Data lines:
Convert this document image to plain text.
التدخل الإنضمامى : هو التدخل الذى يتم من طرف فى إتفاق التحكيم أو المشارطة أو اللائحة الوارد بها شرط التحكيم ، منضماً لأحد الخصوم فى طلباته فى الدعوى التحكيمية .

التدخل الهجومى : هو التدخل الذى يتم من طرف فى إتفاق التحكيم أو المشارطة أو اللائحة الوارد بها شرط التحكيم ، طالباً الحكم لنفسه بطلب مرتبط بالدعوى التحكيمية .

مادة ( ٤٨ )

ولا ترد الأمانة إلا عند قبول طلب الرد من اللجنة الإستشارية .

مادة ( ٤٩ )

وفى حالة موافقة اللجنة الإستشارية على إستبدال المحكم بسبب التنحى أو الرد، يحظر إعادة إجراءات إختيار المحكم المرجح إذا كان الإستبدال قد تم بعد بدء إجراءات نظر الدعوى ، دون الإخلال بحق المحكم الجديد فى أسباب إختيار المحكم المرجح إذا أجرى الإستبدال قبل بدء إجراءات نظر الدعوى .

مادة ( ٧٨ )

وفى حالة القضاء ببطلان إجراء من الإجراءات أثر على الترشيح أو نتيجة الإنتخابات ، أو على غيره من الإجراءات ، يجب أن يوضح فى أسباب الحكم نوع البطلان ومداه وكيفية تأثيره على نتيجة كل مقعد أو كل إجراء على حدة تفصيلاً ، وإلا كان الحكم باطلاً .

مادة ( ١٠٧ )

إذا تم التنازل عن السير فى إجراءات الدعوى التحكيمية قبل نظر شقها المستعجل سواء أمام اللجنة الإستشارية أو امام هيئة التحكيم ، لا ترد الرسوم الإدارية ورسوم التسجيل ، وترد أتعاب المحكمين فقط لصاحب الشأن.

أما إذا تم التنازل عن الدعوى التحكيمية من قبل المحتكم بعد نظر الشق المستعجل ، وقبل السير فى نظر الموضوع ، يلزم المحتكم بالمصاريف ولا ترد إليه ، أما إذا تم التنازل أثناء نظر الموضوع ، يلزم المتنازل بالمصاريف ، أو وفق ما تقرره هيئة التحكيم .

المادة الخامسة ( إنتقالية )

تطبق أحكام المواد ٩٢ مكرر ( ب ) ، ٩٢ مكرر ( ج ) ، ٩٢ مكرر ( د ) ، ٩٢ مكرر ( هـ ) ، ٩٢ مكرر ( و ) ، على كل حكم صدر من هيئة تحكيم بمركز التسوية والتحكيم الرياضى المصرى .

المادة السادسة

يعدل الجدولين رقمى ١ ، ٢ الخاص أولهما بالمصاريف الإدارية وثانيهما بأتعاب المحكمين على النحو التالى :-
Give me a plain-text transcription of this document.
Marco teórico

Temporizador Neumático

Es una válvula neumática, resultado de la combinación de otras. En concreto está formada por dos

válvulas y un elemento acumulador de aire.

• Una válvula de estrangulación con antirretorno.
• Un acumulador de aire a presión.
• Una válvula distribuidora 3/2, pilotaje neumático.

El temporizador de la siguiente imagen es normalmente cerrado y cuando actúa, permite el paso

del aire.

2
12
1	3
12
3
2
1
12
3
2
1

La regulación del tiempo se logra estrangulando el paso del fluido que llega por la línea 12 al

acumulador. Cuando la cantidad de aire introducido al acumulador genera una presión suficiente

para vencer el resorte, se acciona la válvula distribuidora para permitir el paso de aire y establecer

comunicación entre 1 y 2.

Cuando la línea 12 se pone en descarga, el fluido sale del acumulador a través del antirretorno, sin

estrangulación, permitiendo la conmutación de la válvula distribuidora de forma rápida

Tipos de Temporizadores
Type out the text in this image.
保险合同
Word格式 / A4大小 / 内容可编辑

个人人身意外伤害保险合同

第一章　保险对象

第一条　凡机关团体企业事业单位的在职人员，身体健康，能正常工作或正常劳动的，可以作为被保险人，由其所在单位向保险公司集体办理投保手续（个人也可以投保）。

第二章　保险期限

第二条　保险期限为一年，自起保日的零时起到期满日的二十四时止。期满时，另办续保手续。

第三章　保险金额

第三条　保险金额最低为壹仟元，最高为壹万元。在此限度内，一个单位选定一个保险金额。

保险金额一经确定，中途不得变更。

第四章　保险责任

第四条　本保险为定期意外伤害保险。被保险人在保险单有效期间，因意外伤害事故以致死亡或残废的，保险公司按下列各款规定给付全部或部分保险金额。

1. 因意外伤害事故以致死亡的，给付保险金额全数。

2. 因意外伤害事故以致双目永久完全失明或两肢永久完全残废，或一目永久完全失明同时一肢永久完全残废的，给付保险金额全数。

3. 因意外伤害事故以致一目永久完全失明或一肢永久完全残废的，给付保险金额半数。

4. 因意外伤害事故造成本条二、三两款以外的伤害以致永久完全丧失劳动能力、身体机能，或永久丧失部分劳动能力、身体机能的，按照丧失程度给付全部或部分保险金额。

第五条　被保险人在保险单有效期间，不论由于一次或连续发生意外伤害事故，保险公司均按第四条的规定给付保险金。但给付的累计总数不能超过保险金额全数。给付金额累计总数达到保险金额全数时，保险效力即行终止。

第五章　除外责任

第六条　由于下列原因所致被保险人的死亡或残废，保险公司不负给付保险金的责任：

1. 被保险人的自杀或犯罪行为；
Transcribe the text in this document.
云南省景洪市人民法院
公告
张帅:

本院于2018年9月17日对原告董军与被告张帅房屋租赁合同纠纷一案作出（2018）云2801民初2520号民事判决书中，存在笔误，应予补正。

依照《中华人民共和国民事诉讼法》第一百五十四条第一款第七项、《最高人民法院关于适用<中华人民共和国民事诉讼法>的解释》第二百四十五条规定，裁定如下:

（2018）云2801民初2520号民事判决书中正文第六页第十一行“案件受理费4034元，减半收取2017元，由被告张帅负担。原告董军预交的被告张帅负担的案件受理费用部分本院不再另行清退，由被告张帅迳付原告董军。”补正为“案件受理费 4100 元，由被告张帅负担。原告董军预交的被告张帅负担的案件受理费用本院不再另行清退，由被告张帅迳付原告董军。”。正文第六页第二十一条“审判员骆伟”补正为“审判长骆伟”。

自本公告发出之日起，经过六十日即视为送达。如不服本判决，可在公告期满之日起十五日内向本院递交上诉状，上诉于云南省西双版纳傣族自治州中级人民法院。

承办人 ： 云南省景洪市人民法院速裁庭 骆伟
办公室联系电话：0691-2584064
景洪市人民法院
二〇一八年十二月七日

Required work: Reproduce all of the entries word for word.

Task answer:
Convert this document image to plain text.
التدخل الإنضمامى : هو التدخل الذى يتم من طرف فى إتفاق التحكيم أو المشارطة أو اللائحة الوارد بها شرط التحكيم ، منضماً لأحد الخصوم فى طلباته فى الدعوى التحكيمية .

التدخل الهجومى : هو التدخل الذى يتم من طرف فى إتفاق التحكيم أو المشارطة أو اللائحة الوارد بها شرط التحكيم ، طالباً الحكم لنفسه بطلب مرتبط بالدعوى التحكيمية .

مادة ( ٤٨ )

ولا ترد الأمانة إلا عند قبول طلب الرد من اللجنة الإستشارية .

مادة ( ٤٩ )

وفى حالة موافقة اللجنة الإستشارية على إستبدال المحكم بسبب التنحى أو الرد، يحظر إعادة إجراءات إختيار المحكم المرجح إذا كان الإستبدال قد تم بعد بدء إجراءات نظر الدعوى ، دون الإخلال بحق المحكم الجديد فى أسباب إختيار المحكم المرجح إذا أجرى الإستبدال قبل بدء إجراءات نظر الدعوى .

مادة ( ٧٨ )

وفى حالة القضاء ببطلان إجراء من الإجراءات أثر على الترشيح أو نتيجة الإنتخابات ، أو على غيره من الإجراءات ، يجب أن يوضح فى أسباب الحكم نوع البطلان ومداه وكيفية تأثيره على نتيجة كل مقعد أو كل إجراء على حدة تفصيلاً ، وإلا كان الحكم باطلاً .

مادة ( ١٠٧ )

إذا تم التنازل عن السير فى إجراءات الدعوى التحكيمية قبل نظر شقها المستعجل سواء أمام اللجنة الإستشارية أو امام هيئة التحكيم ، لا ترد الرسوم الإدارية ورسوم التسجيل ، وترد أتعاب المحكمين فقط لصاحب الشأن.

أما إذا تم التنازل عن الدعوى التحكيمية من قبل المحتكم بعد نظر الشق المستعجل ، وقبل السير فى نظر الموضوع ، يلزم المحتكم بالمصاريف ولا ترد إليه ، أما إذا تم التنازل أثناء نظر الموضوع ، يلزم المتنازل بالمصاريف ، أو وفق ما تقرره هيئة التحكيم .

المادة الخامسة ( إنتقالية )

تطبق أحكام المواد ٩٢ مكرر ( ب ) ، ٩٢ مكرر ( ج ) ، ٩٢ مكرر ( د ) ، ٩٢ مكرر ( هـ ) ، ٩٢ مكرر ( و ) ، على كل حكم صدر من هيئة تحكيم بمركز التسوية والتحكيم الرياضى المصرى .

المادة السادسة

يعدل الجدولين رقمى ١ ، ٢ الخاص أولهما بالمصاريف الإدارية وثانيهما بأتعاب المحكمين على النحو التالى :-
Give me a plain-text transcription of this document.
Marco teórico

Temporizador Neumático

Es una válvula neumática, resultado de la combinación de otras. En concreto está formada por dos

válvulas y un elemento acumulador de aire.

• Una válvula de estrangulación con antirretorno.
• Un acumulador de aire a presión.
• Una válvula distribuidora 3/2, pilotaje neumático.

El temporizador de la siguiente imagen es normalmente cerrado y cuando actúa, permite el paso

del aire.

2
12
1	3
12
3
2
1
12
3
2
1

La regulación del tiempo se logra estrangulando el paso del fluido que llega por la línea 12 al

acumulador. Cuando la cantidad de aire introducido al acumulador genera una presión suficiente

para vencer el resorte, se acciona la válvula distribuidora para permitir el paso de aire y establecer

comunicación entre 1 y 2.

Cuando la línea 12 se pone en descarga, el fluido sale del acumulador a través del antirretorno, sin

estrangulación, permitiendo la conmutación de la válvula distribuidora de forma rápida

Tipos de Temporizadores
Type out the text in this image.
保险合同
Word格式 / A4大小 / 内容可编辑

个人人身意外伤害保险合同

第一章　保险对象

第一条　凡机关团体企业事业单位的在职人员，身体健康，能正常工作或正常劳动的，可以作为被保险人，由其所在单位向保险公司集体办理投保手续（个人也可以投保）。

第二章　保险期限

第二条　保险期限为一年，自起保日的零时起到期满日的二十四时止。期满时，另办续保手续。

第三章　保险金额

第三条　保险金额最低为壹仟元，最高为壹万元。在此限度内，一个单位选定一个保险金额。

保险金额一经确定，中途不得变更。

第四章　保险责任

第四条　本保险为定期意外伤害保险。被保险人在保险单有效期间，因意外伤害事故以致死亡或残废的，保险公司按下列各款规定给付全部或部分保险金额。

1. 因意外伤害事故以致死亡的，给付保险金额全数。

2. 因意外伤害事故以致双目永久完全失明或两肢永久完全残废，或一目永久完全失明同时一肢永久完全残废的，给付保险金额全数。

3. 因意外伤害事故以致一目永久完全失明或一肢永久完全残废的，给付保险金额半数。

4. 因意外伤害事故造成本条二、三两款以外的伤害以致永久完全丧失劳动能力、身体机能，或永久丧失部分劳动能力、身体机能的，按照丧失程度给付全部或部分保险金额。

第五条　被保险人在保险单有效期间，不论由于一次或连续发生意外伤害事故，保险公司均按第四条的规定给付保险金。但给付的累计总数不能超过保险金额全数。给付金额累计总数达到保险金额全数时，保险效力即行终止。

第五章　除外责任

第六条　由于下列原因所致被保险人的死亡或残废，保险公司不负给付保险金的责任：

1. 被保险人的自杀或犯罪行为；
Transcribe the text in this document.
云南省景洪市人民法院
公告
张帅:

本院于2018年9月17日对原告董军与被告张帅房屋租赁合同纠纷一案作出（2018）云2801民初2520号民事判决书中，存在笔误，应予补正。

依照《中华人民共和国民事诉讼法》第一百五十四条第一款第七项、《最高人民法院关于适用<中华人民共和国民事诉讼法>的解释》第二百四十五条规定，裁定如下:

（2018）云2801民初2520号民事判决书中正文第六页第十一行“案件受理费4034元，减半收取2017元，由被告张帅负担。原告董军预交的被告张帅负担的案件受理费用部分本院不再另行清退，由被告张帅迳付原告董军。”补正为“案件受理费 4100 元，由被告张帅负担。原告董军预交的被告张帅负担的案件受理费用本院不再另行清退，由被告张帅迳付原告董军。”。正文第六页第二十一条“审判员骆伟”补正为“审判长骆伟”。

自本公告发出之日起，经过六十日即视为送达。如不服本判决，可在公告期满之日起十五日内向本院递交上诉状，上诉于云南省西双版纳傣族自治州中级人民法院。

承办人 ： 云南省景洪市人民法院速裁庭 骆伟
办公室联系电话：0691-2584064
景洪市人民法院
二〇一八年十二月七日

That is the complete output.